THE REQUEST: Which lines hold the string "switch"? Copy every one of them.
----------------
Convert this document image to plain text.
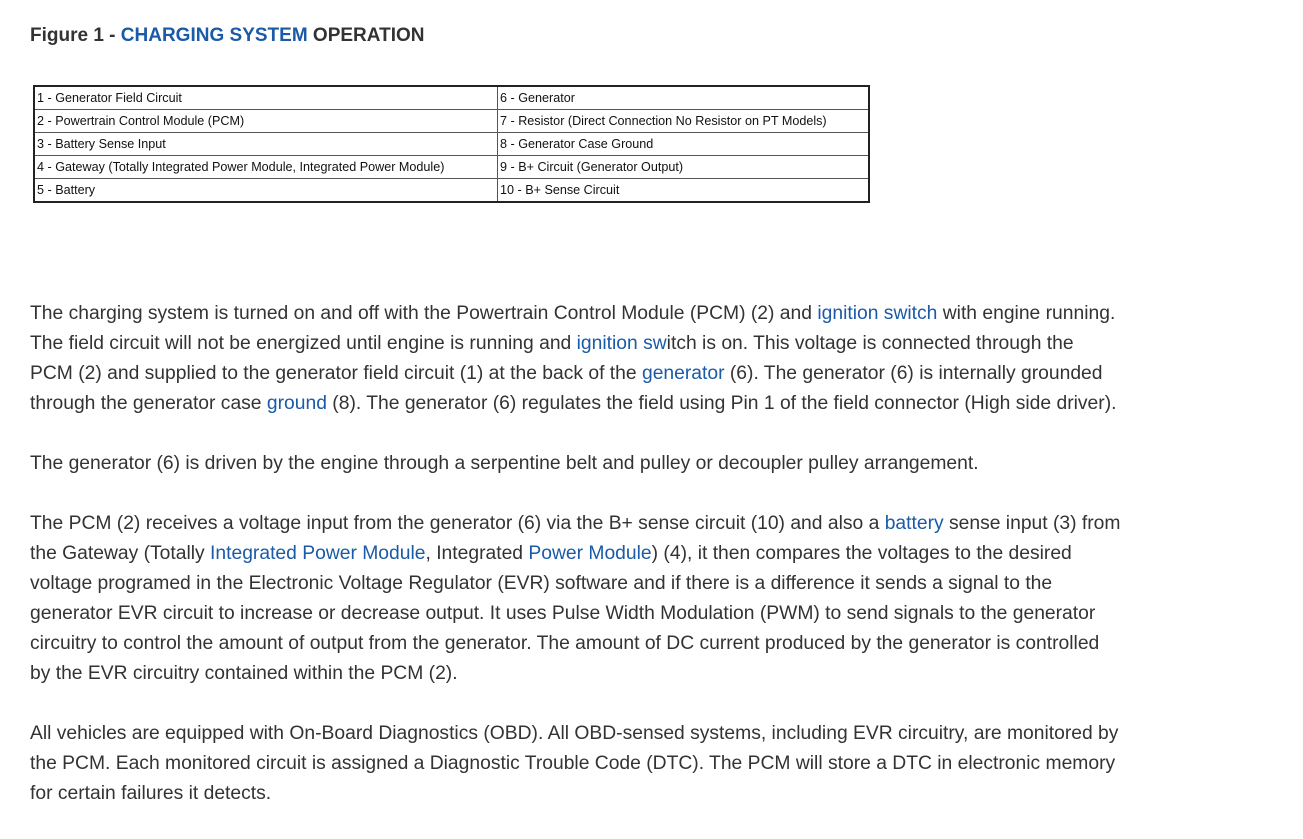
Figure 1 - CHARGING SYSTEM OPERATION
1 - Generator Field Circuit	6 - Generator
2 - Powertrain Control Module (PCM)	7 - Resistor (Direct Connection No Resistor on PT Models)
3 - Battery Sense Input	8 - Generator Case Ground
4 - Gateway (Totally Integrated Power Module, Integrated Power Module)	9 - B+ Circuit (Generator Output)
5 - Battery	10 - B+ Sense Circuit
The charging system is turned on and off with the Powertrain Control Module (PCM) (2) and ignition switch with engine running.
The field circuit will not be energized until engine is running and ignition switch is on. This voltage is connected through the
PCM (2) and supplied to the generator field circuit (1) at the back of the generator (6). The generator (6) is internally grounded
through the generator case ground (8). The generator (6) regulates the field using Pin 1 of the field connector (High side driver).
The generator (6) is driven by the engine through a serpentine belt and pulley or decoupler pulley arrangement.
The PCM (2) receives a voltage input from the generator (6) via the B+ sense circuit (10) and also a battery sense input (3) from
the Gateway (Totally Integrated Power Module, Integrated Power Module) (4), it then compares the voltages to the desired
voltage programed in the Electronic Voltage Regulator (EVR) software and if there is a difference it sends a signal to the
generator EVR circuit to increase or decrease output. It uses Pulse Width Modulation (PWM) to send signals to the generator
circuitry to control the amount of output from the generator. The amount of DC current produced by the generator is controlled
by the EVR circuitry contained within the PCM (2).
All vehicles are equipped with On-Board Diagnostics (OBD). All OBD-sensed systems, including EVR circuitry, are monitored by
the PCM. Each monitored circuit is assigned a Diagnostic Trouble Code (DTC). The PCM will store a DTC in electronic memory
for certain failures it detects.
----------------
ANSWER TO THIS EXERCISE:
The charging system is turned on and off with the Powertrain Control Module (PCM) (2) and ignition switch with engine running.
The field circuit will not be energized until engine is running and ignition switch is on. This voltage is connected through the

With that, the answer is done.